[What you should do]
Report every line in the listing below where the string "nghiệp" shows up.
## Begin Dataset extract
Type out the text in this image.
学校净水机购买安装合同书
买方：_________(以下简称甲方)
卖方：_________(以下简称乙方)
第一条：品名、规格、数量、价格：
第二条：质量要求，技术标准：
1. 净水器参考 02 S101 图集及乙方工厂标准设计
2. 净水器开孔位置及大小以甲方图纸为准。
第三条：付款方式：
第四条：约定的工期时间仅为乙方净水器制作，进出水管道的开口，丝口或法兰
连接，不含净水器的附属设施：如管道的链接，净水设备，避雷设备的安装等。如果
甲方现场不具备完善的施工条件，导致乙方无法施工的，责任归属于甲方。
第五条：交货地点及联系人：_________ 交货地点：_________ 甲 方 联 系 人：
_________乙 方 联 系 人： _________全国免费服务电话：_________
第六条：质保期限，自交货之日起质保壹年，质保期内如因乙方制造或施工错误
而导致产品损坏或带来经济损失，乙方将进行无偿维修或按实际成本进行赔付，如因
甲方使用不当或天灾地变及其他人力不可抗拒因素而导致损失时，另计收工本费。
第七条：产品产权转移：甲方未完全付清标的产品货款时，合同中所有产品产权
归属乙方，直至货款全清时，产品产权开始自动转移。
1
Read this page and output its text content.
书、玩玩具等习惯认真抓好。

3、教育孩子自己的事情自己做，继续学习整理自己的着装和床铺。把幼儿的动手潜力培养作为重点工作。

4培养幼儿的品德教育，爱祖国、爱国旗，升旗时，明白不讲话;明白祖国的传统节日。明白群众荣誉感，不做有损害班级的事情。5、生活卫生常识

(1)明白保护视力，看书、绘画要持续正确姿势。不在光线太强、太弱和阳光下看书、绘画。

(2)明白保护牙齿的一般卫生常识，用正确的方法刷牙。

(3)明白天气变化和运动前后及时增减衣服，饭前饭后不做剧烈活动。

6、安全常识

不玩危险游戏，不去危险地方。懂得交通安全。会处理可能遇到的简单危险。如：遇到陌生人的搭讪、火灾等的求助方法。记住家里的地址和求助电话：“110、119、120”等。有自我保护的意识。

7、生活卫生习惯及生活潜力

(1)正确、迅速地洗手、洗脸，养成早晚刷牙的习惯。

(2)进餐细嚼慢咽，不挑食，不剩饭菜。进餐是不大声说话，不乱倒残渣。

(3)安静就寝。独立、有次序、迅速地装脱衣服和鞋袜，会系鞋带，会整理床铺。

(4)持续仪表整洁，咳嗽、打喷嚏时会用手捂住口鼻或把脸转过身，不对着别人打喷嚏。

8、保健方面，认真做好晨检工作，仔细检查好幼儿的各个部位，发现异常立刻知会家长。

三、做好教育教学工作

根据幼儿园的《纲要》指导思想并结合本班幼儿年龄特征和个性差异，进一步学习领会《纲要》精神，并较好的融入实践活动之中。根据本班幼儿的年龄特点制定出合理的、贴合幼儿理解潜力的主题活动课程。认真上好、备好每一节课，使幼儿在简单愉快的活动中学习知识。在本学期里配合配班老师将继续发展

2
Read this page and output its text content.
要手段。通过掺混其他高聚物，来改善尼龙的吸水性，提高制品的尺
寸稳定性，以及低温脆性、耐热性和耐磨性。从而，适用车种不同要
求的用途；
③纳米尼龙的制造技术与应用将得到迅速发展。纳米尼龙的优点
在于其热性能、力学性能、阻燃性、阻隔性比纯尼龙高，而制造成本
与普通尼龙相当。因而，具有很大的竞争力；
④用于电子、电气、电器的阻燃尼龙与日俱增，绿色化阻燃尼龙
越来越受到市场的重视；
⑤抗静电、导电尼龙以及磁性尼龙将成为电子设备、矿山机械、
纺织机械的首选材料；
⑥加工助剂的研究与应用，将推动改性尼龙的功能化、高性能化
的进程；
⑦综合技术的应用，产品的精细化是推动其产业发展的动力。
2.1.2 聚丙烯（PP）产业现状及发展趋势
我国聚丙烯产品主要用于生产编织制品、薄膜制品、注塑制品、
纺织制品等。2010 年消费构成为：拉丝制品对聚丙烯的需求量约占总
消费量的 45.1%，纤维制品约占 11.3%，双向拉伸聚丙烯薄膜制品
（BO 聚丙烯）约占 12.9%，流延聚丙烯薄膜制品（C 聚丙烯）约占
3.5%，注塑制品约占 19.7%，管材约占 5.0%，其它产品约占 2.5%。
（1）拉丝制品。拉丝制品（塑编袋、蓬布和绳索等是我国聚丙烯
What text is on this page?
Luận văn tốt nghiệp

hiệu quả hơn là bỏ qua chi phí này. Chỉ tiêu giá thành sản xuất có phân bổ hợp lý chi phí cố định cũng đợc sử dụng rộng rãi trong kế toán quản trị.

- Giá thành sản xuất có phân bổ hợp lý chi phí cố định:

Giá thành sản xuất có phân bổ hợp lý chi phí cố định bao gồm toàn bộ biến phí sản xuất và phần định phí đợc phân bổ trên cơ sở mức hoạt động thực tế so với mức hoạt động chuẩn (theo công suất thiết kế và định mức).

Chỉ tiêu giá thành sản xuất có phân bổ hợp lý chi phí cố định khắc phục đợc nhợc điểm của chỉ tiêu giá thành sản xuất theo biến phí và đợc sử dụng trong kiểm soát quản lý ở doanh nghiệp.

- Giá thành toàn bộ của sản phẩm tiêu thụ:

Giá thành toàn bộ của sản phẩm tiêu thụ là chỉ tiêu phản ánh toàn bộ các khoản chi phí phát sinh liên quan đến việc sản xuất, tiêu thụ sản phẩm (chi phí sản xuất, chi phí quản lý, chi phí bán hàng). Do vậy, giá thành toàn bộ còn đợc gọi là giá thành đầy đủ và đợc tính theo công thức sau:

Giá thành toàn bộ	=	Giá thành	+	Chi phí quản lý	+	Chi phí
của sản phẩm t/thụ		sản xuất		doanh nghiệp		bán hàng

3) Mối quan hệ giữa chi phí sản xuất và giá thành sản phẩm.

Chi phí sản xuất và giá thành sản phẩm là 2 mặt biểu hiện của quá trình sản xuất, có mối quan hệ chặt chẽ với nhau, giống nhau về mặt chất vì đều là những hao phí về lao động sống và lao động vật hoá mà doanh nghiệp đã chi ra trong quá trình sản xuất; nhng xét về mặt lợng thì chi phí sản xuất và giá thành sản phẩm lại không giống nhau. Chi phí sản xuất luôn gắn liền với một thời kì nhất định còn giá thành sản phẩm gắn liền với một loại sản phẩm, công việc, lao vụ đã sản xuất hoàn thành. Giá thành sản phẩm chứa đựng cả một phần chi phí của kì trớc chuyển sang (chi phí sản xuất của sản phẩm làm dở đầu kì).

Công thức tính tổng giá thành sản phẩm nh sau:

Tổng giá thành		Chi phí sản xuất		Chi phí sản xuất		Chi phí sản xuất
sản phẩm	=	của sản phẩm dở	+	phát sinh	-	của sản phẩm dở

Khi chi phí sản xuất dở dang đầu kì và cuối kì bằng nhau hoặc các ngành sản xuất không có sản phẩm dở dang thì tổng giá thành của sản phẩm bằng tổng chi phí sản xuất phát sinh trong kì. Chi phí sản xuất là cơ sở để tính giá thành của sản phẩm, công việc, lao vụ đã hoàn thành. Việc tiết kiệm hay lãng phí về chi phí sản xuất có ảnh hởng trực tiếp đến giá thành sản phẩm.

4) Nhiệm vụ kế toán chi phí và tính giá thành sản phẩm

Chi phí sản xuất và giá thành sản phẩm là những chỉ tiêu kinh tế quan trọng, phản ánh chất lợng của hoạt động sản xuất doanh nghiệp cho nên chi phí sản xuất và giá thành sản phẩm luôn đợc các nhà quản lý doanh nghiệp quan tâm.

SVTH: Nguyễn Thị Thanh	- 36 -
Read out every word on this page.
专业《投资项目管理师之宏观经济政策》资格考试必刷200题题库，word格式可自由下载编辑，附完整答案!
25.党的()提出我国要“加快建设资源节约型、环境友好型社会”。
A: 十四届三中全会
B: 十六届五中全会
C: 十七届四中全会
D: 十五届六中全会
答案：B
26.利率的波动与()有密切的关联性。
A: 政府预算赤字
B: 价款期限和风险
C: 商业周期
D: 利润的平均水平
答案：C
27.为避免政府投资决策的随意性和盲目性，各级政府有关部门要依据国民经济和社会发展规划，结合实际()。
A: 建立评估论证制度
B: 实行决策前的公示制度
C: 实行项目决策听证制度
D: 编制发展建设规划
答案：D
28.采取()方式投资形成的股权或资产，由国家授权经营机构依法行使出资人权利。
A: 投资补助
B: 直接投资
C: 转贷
## End Dataset extract
[The completed task]
Luận văn tốt nghiệp
Chỉ tiêu giá thành sản xuất có phân bổ hợp lý chi phí cố định khắc phục đợc nhợc điểm của chỉ tiêu giá thành sản xuất theo biến phí và đợc sử dụng trong kiểm soát quản lý ở doanh nghiệp.
của sản phẩm t/thụ		sản xuất		doanh nghiệp		bán hàng
Chi phí sản xuất và giá thành sản phẩm là 2 mặt biểu hiện của quá trình sản xuất, có mối quan hệ chặt chẽ với nhau, giống nhau về mặt chất vì đều là những hao phí về lao động sống và lao động vật hoá mà doanh nghiệp đã chi ra trong quá trình sản xuất; nhng xét về mặt lợng thì chi phí sản xuất và giá thành sản phẩm lại không giống nhau. Chi phí sản xuất luôn gắn liền với một thời kì nhất định còn giá thành sản phẩm gắn liền với một loại sản phẩm, công việc, lao vụ đã sản xuất hoàn thành. Giá thành sản phẩm chứa đựng cả một phần chi phí của kì trớc chuyển sang (chi phí sản xuất của sản phẩm làm dở đầu kì).
Chi phí sản xuất và giá thành sản phẩm là những chỉ tiêu kinh tế quan trọng, phản ánh chất lợng của hoạt động sản xuất doanh nghiệp cho nên chi phí sản xuất và giá thành sản phẩm luôn đợc các nhà quản lý doanh nghiệp quan tâm.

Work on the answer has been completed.